» Work required: Here are records with pictures in them. Copy all of them exactly and leave the pictures out.

» Stored dataset items:
** START **

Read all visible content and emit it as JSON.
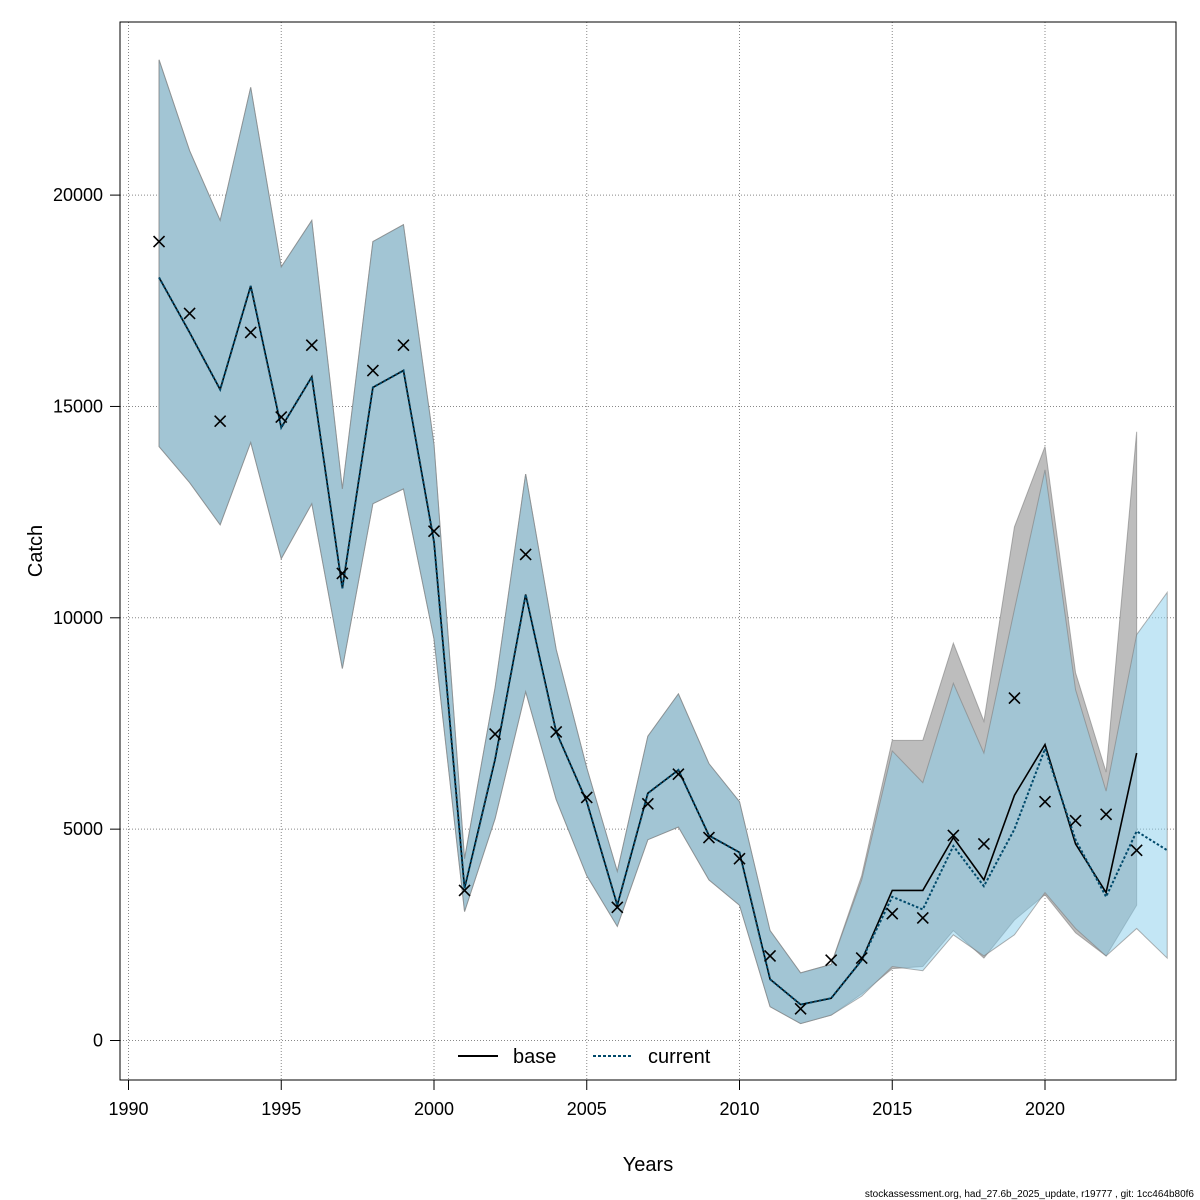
{
  "chart_data": {
    "type": "line",
    "title": "",
    "xlabel": "Years",
    "ylabel": "Catch",
    "xlim": [
      1990,
      2024
    ],
    "ylim": [
      0,
      23000
    ],
    "x_ticks": [
      1990,
      1995,
      2000,
      2005,
      2010,
      2015,
      2020
    ],
    "y_ticks": [
      0,
      5000,
      10000,
      15000,
      20000
    ],
    "grid": true,
    "legend_position": "bottom-center",
    "colors": {
      "base_band": "#bdbdbd",
      "current_band": "#87ceeb",
      "current_line": "#00496a",
      "base_line": "#000000",
      "observed": "#000000",
      "grid": "#888888"
    },
    "series": [
      {
        "name": "base",
        "style": "solid",
        "x": [
          1991,
          1992,
          1993,
          1994,
          1995,
          1996,
          1997,
          1998,
          1999,
          2000,
          2001,
          2002,
          2003,
          2004,
          2005,
          2006,
          2007,
          2008,
          2009,
          2010,
          2011,
          2012,
          2013,
          2014,
          2015,
          2016,
          2017,
          2018,
          2019,
          2020,
          2021,
          2022,
          2023
        ],
        "values": [
          18050,
          16750,
          15400,
          17850,
          14500,
          15700,
          10700,
          15450,
          15850,
          11800,
          3600,
          6650,
          10550,
          7300,
          5650,
          3200,
          5850,
          6400,
          4850,
          4450,
          1450,
          850,
          1000,
          1900,
          3550,
          3550,
          4800,
          3800,
          5800,
          7000,
          4650,
          3500,
          6800
        ],
        "lower": [
          14050,
          13200,
          12200,
          14150,
          11400,
          12700,
          8800,
          12700,
          13050,
          9500,
          3050,
          5250,
          8250,
          5700,
          3900,
          2700,
          4750,
          5050,
          3800,
          3200,
          800,
          400,
          600,
          1100,
          1700,
          1750,
          2600,
          1950,
          2850,
          3450,
          2550,
          2000,
          3200
        ],
        "upper": [
          23200,
          21050,
          19400,
          22550,
          18300,
          19400,
          13050,
          18900,
          19300,
          14100,
          4300,
          8350,
          13400,
          9250,
          6450,
          4000,
          7200,
          8200,
          6550,
          5650,
          2600,
          1600,
          1800,
          3900,
          7100,
          7100,
          9400,
          7550,
          12150,
          14050,
          8700,
          6350,
          14400
        ]
      },
      {
        "name": "current",
        "style": "dotted",
        "x": [
          1991,
          1992,
          1993,
          1994,
          1995,
          1996,
          1997,
          1998,
          1999,
          2000,
          2001,
          2002,
          2003,
          2004,
          2005,
          2006,
          2007,
          2008,
          2009,
          2010,
          2011,
          2012,
          2013,
          2014,
          2015,
          2016,
          2017,
          2018,
          2019,
          2020,
          2021,
          2022,
          2023,
          2024
        ],
        "values": [
          18050,
          16750,
          15400,
          17850,
          14500,
          15700,
          10700,
          15450,
          15850,
          11800,
          3600,
          6650,
          10550,
          7300,
          5650,
          3200,
          5850,
          6400,
          4850,
          4450,
          1450,
          850,
          1000,
          1900,
          3400,
          3100,
          4600,
          3650,
          5000,
          6900,
          4750,
          3400,
          4950,
          4500
        ],
        "lower": [
          14050,
          13200,
          12200,
          14150,
          11400,
          12700,
          8800,
          12700,
          13050,
          9500,
          3050,
          5250,
          8250,
          5700,
          3900,
          2700,
          4750,
          5050,
          3800,
          3200,
          800,
          400,
          600,
          1050,
          1750,
          1650,
          2500,
          2000,
          2500,
          3500,
          2650,
          2000,
          2650,
          1950
        ],
        "upper": [
          23200,
          21050,
          19400,
          22550,
          18300,
          19400,
          13050,
          18900,
          19300,
          14100,
          4300,
          8350,
          13400,
          9250,
          6450,
          4000,
          7200,
          8200,
          6550,
          5650,
          2600,
          1600,
          1800,
          3800,
          6850,
          6100,
          8450,
          6800,
          10200,
          13500,
          8300,
          5900,
          9600,
          10600
        ]
      },
      {
        "name": "",
        "style": "cross",
        "x": [
          1991,
          1992,
          1993,
          1994,
          1995,
          1996,
          1997,
          1998,
          1999,
          2000,
          2001,
          2002,
          2003,
          2004,
          2005,
          2006,
          2007,
          2008,
          2009,
          2010,
          2011,
          2012,
          2013,
          2014,
          2015,
          2016,
          2017,
          2018,
          2019,
          2020,
          2021,
          2022,
          2023
        ],
        "values": [
          18900,
          17200,
          14650,
          16750,
          14750,
          16450,
          11050,
          15850,
          16450,
          12050,
          3550,
          7250,
          11500,
          7300,
          5750,
          3150,
          5600,
          6300,
          4800,
          4300,
          2000,
          750,
          1900,
          1950,
          3000,
          2900,
          4850,
          4650,
          8100,
          5650,
          5200,
          5350,
          4500
        ]
      }
    ],
    "footer": "stockassessment.org, had_27.6b_2025_update, r19777 , git: 1cc464b80f6"
  }
}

** END **

» Task result:
Read all visible content and emit it as JSON.
{
  "chart_data": {
    "type": "line",
    "title": "",
    "xlabel": "Years",
    "ylabel": "Catch",
    "xlim": [
      1990,
      2024
    ],
    "ylim": [
      0,
      23000
    ],
    "x_ticks": [
      1990,
      1995,
      2000,
      2005,
      2010,
      2015,
      2020
    ],
    "y_ticks": [
      0,
      5000,
      10000,
      15000,
      20000
    ],
    "grid": true,
    "legend_position": "bottom-center",
    "colors": {
      "base_band": "#bdbdbd",
      "current_band": "#87ceeb",
      "current_line": "#00496a",
      "base_line": "#000000",
      "observed": "#000000",
      "grid": "#888888"
    },
    "series": [
      {
        "name": "base",
        "style": "solid",
        "x": [
          1991,
          1992,
          1993,
          1994,
          1995,
          1996,
          1997,
          1998,
          1999,
          2000,
          2001,
          2002,
          2003,
          2004,
          2005,
          2006,
          2007,
          2008,
          2009,
          2010,
          2011,
          2012,
          2013,
          2014,
          2015,
          2016,
          2017,
          2018,
          2019,
          2020,
          2021,
          2022,
          2023
        ],
        "values": [
          18050,
          16750,
          15400,
          17850,
          14500,
          15700,
          10700,
          15450,
          15850,
          11800,
          3600,
          6650,
          10550,
          7300,
          5650,
          3200,
          5850,
          6400,
          4850,
          4450,
          1450,
          850,
          1000,
          1900,
          3550,
          3550,
          4800,
          3800,
          5800,
          7000,
          4650,
          3500,
          6800
        ],
        "lower": [
          14050,
          13200,
          12200,
          14150,
          11400,
          12700,
          8800,
          12700,
          13050,
          9500,
          3050,
          5250,
          8250,
          5700,
          3900,
          2700,
          4750,
          5050,
          3800,
          3200,
          800,
          400,
          600,
          1100,
          1700,
          1750,
          2600,
          1950,
          2850,
          3450,
          2550,
          2000,
          3200
        ],
        "upper": [
          23200,
          21050,
          19400,
          22550,
          18300,
          19400,
          13050,
          18900,
          19300,
          14100,
          4300,
          8350,
          13400,
          9250,
          6450,
          4000,
          7200,
          8200,
          6550,
          5650,
          2600,
          1600,
          1800,
          3900,
          7100,
          7100,
          9400,
          7550,
          12150,
          14050,
          8700,
          6350,
          14400
        ]
      },
      {
        "name": "current",
        "style": "dotted",
        "x": [
          1991,
          1992,
          1993,
          1994,
          1995,
          1996,
          1997,
          1998,
          1999,
          2000,
          2001,
          2002,
          2003,
          2004,
          2005,
          2006,
          2007,
          2008,
          2009,
          2010,
          2011,
          2012,
          2013,
          2014,
          2015,
          2016,
          2017,
          2018,
          2019,
          2020,
          2021,
          2022,
          2023,
          2024
        ],
        "values": [
          18050,
          16750,
          15400,
          17850,
          14500,
          15700,
          10700,
          15450,
          15850,
          11800,
          3600,
          6650,
          10550,
          7300,
          5650,
          3200,
          5850,
          6400,
          4850,
          4450,
          1450,
          850,
          1000,
          1900,
          3400,
          3100,
          4600,
          3650,
          5000,
          6900,
          4750,
          3400,
          4950,
          4500
        ],
        "lower": [
          14050,
          13200,
          12200,
          14150,
          11400,
          12700,
          8800,
          12700,
          13050,
          9500,
          3050,
          5250,
          8250,
          5700,
          3900,
          2700,
          4750,
          5050,
          3800,
          3200,
          800,
          400,
          600,
          1050,
          1750,
          1650,
          2500,
          2000,
          2500,
          3500,
          2650,
          2000,
          2650,
          1950
        ],
        "upper": [
          23200,
          21050,
          19400,
          22550,
          18300,
          19400,
          13050,
          18900,
          19300,
          14100,
          4300,
          8350,
          13400,
          9250,
          6450,
          4000,
          7200,
          8200,
          6550,
          5650,
          2600,
          1600,
          1800,
          3800,
          6850,
          6100,
          8450,
          6800,
          10200,
          13500,
          8300,
          5900,
          9600,
          10600
        ]
      },
      {
        "name": "",
        "style": "cross",
        "x": [
          1991,
          1992,
          1993,
          1994,
          1995,
          1996,
          1997,
          1998,
          1999,
          2000,
          2001,
          2002,
          2003,
          2004,
          2005,
          2006,
          2007,
          2008,
          2009,
          2010,
          2011,
          2012,
          2013,
          2014,
          2015,
          2016,
          2017,
          2018,
          2019,
          2020,
          2021,
          2022,
          2023
        ],
        "values": [
          18900,
          17200,
          14650,
          16750,
          14750,
          16450,
          11050,
          15850,
          16450,
          12050,
          3550,
          7250,
          11500,
          7300,
          5750,
          3150,
          5600,
          6300,
          4800,
          4300,
          2000,
          750,
          1900,
          1950,
          3000,
          2900,
          4850,
          4650,
          8100,
          5650,
          5200,
          5350,
          4500
        ]
      }
    ],
    "footer": "stockassessment.org, had_27.6b_2025_update, r19777 , git: 1cc464b80f6"
  }
}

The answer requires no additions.